_Supplied records_
>> BEGIN

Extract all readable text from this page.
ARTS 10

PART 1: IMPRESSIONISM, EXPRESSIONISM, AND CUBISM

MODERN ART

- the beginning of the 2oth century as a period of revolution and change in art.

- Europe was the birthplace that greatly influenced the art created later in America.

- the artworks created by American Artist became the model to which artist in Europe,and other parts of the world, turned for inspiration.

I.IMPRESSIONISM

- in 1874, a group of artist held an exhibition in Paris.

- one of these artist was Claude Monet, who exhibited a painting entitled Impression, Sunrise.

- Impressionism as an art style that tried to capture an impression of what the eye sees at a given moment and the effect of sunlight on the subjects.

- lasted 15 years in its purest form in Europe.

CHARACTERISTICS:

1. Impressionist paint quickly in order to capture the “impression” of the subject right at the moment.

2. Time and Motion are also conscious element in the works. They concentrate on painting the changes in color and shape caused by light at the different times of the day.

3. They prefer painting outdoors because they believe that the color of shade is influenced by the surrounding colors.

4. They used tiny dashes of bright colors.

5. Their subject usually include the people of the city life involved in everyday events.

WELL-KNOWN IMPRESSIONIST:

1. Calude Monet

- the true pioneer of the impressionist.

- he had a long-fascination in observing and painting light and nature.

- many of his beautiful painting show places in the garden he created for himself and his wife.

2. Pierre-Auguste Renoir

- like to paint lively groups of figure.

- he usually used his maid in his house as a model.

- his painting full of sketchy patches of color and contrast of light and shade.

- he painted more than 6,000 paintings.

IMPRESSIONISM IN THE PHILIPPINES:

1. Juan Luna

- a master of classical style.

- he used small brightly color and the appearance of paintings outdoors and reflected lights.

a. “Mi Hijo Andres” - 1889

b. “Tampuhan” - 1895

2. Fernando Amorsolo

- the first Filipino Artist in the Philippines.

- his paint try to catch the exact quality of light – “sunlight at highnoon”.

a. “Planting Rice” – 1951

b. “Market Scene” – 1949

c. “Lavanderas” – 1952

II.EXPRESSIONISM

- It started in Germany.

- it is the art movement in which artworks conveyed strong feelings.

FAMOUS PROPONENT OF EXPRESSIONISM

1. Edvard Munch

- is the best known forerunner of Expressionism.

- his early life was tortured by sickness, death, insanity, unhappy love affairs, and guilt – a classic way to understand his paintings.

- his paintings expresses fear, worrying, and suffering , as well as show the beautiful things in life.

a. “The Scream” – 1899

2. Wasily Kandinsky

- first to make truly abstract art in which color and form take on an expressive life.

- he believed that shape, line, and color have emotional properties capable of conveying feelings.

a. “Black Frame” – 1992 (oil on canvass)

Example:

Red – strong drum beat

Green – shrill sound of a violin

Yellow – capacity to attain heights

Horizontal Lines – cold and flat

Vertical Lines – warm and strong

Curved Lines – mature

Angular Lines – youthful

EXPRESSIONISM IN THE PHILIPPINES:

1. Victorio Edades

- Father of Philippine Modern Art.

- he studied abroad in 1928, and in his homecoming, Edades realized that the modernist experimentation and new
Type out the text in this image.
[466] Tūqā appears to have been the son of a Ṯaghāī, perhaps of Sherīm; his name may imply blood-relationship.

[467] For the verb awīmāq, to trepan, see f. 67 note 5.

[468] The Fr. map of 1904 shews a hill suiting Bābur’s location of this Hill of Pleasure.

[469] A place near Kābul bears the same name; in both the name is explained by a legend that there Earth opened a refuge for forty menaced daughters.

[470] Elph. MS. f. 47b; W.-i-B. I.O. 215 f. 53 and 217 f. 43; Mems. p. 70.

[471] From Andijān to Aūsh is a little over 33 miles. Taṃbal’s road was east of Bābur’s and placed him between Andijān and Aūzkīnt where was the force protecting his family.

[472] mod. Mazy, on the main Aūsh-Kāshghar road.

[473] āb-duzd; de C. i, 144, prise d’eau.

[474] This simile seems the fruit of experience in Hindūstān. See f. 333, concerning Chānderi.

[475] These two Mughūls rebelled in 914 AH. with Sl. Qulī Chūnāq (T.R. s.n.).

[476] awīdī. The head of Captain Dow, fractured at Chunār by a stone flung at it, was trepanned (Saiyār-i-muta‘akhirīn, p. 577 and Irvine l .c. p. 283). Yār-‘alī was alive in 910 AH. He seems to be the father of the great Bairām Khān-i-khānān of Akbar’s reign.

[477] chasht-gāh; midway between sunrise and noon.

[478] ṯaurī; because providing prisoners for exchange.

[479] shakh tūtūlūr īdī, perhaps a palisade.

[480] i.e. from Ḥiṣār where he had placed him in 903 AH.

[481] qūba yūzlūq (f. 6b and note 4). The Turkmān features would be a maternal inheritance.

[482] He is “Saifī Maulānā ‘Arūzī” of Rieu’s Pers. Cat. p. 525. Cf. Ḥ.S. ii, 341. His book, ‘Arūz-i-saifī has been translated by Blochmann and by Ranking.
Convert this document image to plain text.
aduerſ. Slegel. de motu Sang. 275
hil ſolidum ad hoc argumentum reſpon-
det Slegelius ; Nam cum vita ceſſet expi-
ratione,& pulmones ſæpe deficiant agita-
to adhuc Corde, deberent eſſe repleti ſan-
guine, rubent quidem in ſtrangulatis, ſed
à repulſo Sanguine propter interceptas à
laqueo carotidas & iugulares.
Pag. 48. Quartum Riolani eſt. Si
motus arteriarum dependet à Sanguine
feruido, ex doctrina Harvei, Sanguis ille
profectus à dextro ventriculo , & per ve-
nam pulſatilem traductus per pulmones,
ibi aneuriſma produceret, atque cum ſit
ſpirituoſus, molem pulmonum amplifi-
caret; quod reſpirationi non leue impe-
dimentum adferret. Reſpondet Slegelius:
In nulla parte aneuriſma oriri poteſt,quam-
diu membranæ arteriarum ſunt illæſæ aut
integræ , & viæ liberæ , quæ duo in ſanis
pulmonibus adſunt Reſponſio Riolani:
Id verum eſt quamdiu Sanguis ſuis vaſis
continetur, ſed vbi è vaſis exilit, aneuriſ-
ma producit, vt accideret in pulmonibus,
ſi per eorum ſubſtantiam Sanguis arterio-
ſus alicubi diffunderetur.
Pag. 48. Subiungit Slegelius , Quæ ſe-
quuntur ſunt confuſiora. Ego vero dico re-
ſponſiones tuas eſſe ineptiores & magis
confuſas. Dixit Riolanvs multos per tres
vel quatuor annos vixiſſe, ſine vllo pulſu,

>> END

_What is asked_
Show the lines of the records that include the string "which".

_Task answer_
- the artworks created by American Artist became the model to which artist in Europe,and other parts of the world, turned for inspiration.
- it is the art movement in which artworks conveyed strong feelings.
- first to make truly abstract art in which color and form take on an expressive life.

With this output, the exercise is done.